### [Aim of the task]
Single out the lines of the material that contain "postirrad" and copy them.

### [Exercise input]
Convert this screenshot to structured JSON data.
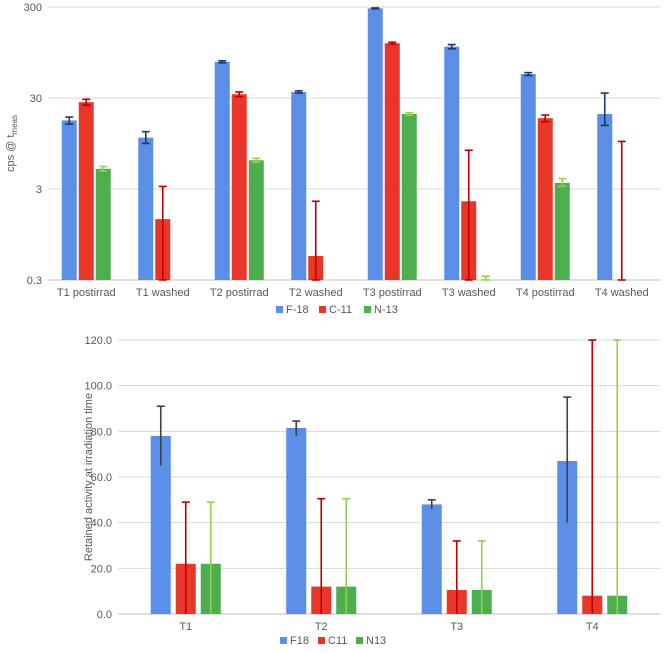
{
  "chart_data": [
    {
      "type": "bar",
      "scale": "log",
      "ylabel": "cps @ t",
      "ylabel_sub": "meas",
      "yticks": [
        "300",
        "30",
        "3",
        "0.3"
      ],
      "ytick_values": [
        300,
        30,
        3,
        0.3
      ],
      "ylim": [
        0.3,
        300
      ],
      "grid": true,
      "legend_position": "bottom",
      "categories": [
        "T1 postirrad",
        "T1 washed",
        "T2 postirrad",
        "T2 washed",
        "T3 postirrad",
        "T3 washed",
        "T4 postirrad",
        "T4 washed"
      ],
      "series": [
        {
          "name": "F-18",
          "color": "#5b8ee6",
          "error_color": "#1f3864",
          "values": [
            17,
            11,
            75,
            35,
            290,
            110,
            55,
            20
          ],
          "err_low": [
            15.5,
            9.5,
            73,
            34,
            287,
            104,
            53,
            15
          ],
          "err_high": [
            18.5,
            12.8,
            77,
            36,
            293,
            116,
            57,
            34
          ]
        },
        {
          "name": "C-11",
          "color": "#e8372a",
          "error_color": "#c00000",
          "values": [
            27,
            1.4,
            33,
            0.55,
            120,
            2.2,
            18,
            0.3
          ],
          "err_low": [
            25,
            0.3,
            31,
            0.3,
            117,
            0.3,
            16.5,
            0.3
          ],
          "err_high": [
            29,
            3.2,
            35,
            2.2,
            123,
            8,
            19.5,
            10
          ]
        },
        {
          "name": "N-13",
          "color": "#4cae4c",
          "error_color": "#92d050",
          "values": [
            5,
            0.3,
            6.2,
            0.3,
            20,
            0.3,
            3.5,
            0.3
          ],
          "err_low": [
            4.7,
            0.3,
            5.9,
            0.3,
            19.3,
            0.3,
            3.2,
            0.3
          ],
          "err_high": [
            5.3,
            0.3,
            6.5,
            0.3,
            20.7,
            0.33,
            3.9,
            0.3
          ]
        }
      ]
    },
    {
      "type": "bar",
      "ylabel": "Retained activity at irradiation time",
      "yticks": [
        "120.0",
        "100.0",
        "80.0",
        "60.0",
        "40.0",
        "20.0",
        "0.0"
      ],
      "ytick_values": [
        120,
        100,
        80,
        60,
        40,
        20,
        0
      ],
      "ylim": [
        0,
        120
      ],
      "grid": true,
      "legend_position": "bottom",
      "categories": [
        "T1",
        "T2",
        "T3",
        "T4"
      ],
      "series": [
        {
          "name": "F18",
          "color": "#5b8ee6",
          "error_color": "#404040",
          "values": [
            78,
            81.5,
            48,
            67
          ],
          "err_low": [
            65,
            78,
            46,
            40
          ],
          "err_high": [
            91,
            84.5,
            50,
            95
          ]
        },
        {
          "name": "C11",
          "color": "#e8372a",
          "error_color": "#c00000",
          "values": [
            22,
            12,
            10.5,
            8
          ],
          "err_low": [
            0,
            0,
            0,
            0
          ],
          "err_high": [
            49,
            50.5,
            32,
            120
          ]
        },
        {
          "name": "N13",
          "color": "#4cae4c",
          "error_color": "#92d050",
          "values": [
            22,
            12,
            10.5,
            8
          ],
          "err_low": [
            0,
            0,
            0,
            0
          ],
          "err_high": [
            49,
            50.5,
            32,
            120
          ]
        }
      ]
    }
  ]
}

### [Written reply]
        "T1 postirrad",
        "T2 postirrad",
        "T3 postirrad",
        "T4 postirrad",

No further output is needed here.